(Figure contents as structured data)
____________________

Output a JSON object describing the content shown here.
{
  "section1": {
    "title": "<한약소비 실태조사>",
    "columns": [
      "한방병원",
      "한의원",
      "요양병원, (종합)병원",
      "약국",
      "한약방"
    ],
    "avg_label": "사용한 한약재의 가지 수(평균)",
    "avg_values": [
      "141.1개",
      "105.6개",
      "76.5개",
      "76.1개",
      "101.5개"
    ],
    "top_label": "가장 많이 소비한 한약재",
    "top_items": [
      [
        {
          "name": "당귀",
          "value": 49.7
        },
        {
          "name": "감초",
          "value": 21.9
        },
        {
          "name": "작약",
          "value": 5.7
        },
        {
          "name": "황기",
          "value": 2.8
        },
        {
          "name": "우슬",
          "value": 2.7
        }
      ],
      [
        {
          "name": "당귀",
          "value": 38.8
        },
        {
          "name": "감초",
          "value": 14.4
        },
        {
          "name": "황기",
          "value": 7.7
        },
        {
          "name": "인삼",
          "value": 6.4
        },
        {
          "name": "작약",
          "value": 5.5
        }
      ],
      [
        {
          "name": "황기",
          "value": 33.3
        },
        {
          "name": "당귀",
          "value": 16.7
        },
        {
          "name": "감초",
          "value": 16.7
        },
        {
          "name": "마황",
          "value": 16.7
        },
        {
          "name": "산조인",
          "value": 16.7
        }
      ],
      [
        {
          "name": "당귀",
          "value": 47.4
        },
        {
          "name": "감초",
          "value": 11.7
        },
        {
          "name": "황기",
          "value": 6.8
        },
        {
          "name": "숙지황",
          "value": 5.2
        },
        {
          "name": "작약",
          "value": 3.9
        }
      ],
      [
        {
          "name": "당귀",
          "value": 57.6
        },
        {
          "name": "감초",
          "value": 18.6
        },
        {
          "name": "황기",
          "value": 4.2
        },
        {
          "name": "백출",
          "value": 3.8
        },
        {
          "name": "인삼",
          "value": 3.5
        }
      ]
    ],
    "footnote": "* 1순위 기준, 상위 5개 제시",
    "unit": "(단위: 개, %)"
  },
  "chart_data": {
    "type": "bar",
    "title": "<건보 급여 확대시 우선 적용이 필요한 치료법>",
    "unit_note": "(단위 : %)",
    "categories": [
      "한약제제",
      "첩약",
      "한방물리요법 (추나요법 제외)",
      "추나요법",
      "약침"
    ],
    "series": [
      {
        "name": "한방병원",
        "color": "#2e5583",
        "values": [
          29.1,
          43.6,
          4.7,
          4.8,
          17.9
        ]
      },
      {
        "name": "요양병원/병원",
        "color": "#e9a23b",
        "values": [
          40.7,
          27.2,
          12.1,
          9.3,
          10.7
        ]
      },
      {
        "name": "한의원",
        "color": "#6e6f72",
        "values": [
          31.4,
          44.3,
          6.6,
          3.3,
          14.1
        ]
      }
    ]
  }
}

____________________

▶ Direction
All of the records must be repeated exactly.

▶ Result below
Output a JSON object describing the content shown here.
{
  "section1": {
    "title": "<한약소비 실태조사>",
    "columns": [
      "한방병원",
      "한의원",
      "요양병원, (종합)병원",
      "약국",
      "한약방"
    ],
    "avg_label": "사용한 한약재의 가지 수(평균)",
    "avg_values": [
      "141.1개",
      "105.6개",
      "76.5개",
      "76.1개",
      "101.5개"
    ],
    "top_label": "가장 많이 소비한 한약재",
    "top_items": [
      [
        {
          "name": "당귀",
          "value": 49.7
        },
        {
          "name": "감초",
          "value": 21.9
        },
        {
          "name": "작약",
          "value": 5.7
        },
        {
          "name": "황기",
          "value": 2.8
        },
        {
          "name": "우슬",
          "value": 2.7
        }
      ],
      [
        {
          "name": "당귀",
          "value": 38.8
        },
        {
          "name": "감초",
          "value": 14.4
        },
        {
          "name": "황기",
          "value": 7.7
        },
        {
          "name": "인삼",
          "value": 6.4
        },
        {
          "name": "작약",
          "value": 5.5
        }
      ],
      [
        {
          "name": "황기",
          "value": 33.3
        },
        {
          "name": "당귀",
          "value": 16.7
        },
        {
          "name": "감초",
          "value": 16.7
        },
        {
          "name": "마황",
          "value": 16.7
        },
        {
          "name": "산조인",
          "value": 16.7
        }
      ],
      [
        {
          "name": "당귀",
          "value": 47.4
        },
        {
          "name": "감초",
          "value": 11.7
        },
        {
          "name": "황기",
          "value": 6.8
        },
        {
          "name": "숙지황",
          "value": 5.2
        },
        {
          "name": "작약",
          "value": 3.9
        }
      ],
      [
        {
          "name": "당귀",
          "value": 57.6
        },
        {
          "name": "감초",
          "value": 18.6
        },
        {
          "name": "황기",
          "value": 4.2
        },
        {
          "name": "백출",
          "value": 3.8
        },
        {
          "name": "인삼",
          "value": 3.5
        }
      ]
    ],
    "footnote": "* 1순위 기준, 상위 5개 제시",
    "unit": "(단위: 개, %)"
  },
  "chart_data": {
    "type": "bar",
    "title": "<건보 급여 확대시 우선 적용이 필요한 치료법>",
    "unit_note": "(단위 : %)",
    "categories": [
      "한약제제",
      "첩약",
      "한방물리요법 (추나요법 제외)",
      "추나요법",
      "약침"
    ],
    "series": [
      {
        "name": "한방병원",
        "color": "#2e5583",
        "values": [
          29.1,
          43.6,
          4.7,
          4.8,
          17.9
        ]
      },
      {
        "name": "요양병원/병원",
        "color": "#e9a23b",
        "values": [
          40.7,
          27.2,
          12.1,
          9.3,
          10.7
        ]
      },
      {
        "name": "한의원",
        "color": "#6e6f72",
        "values": [
          31.4,
          44.3,
          6.6,
          3.3,
          14.1
        ]
      }
    ]
  }
}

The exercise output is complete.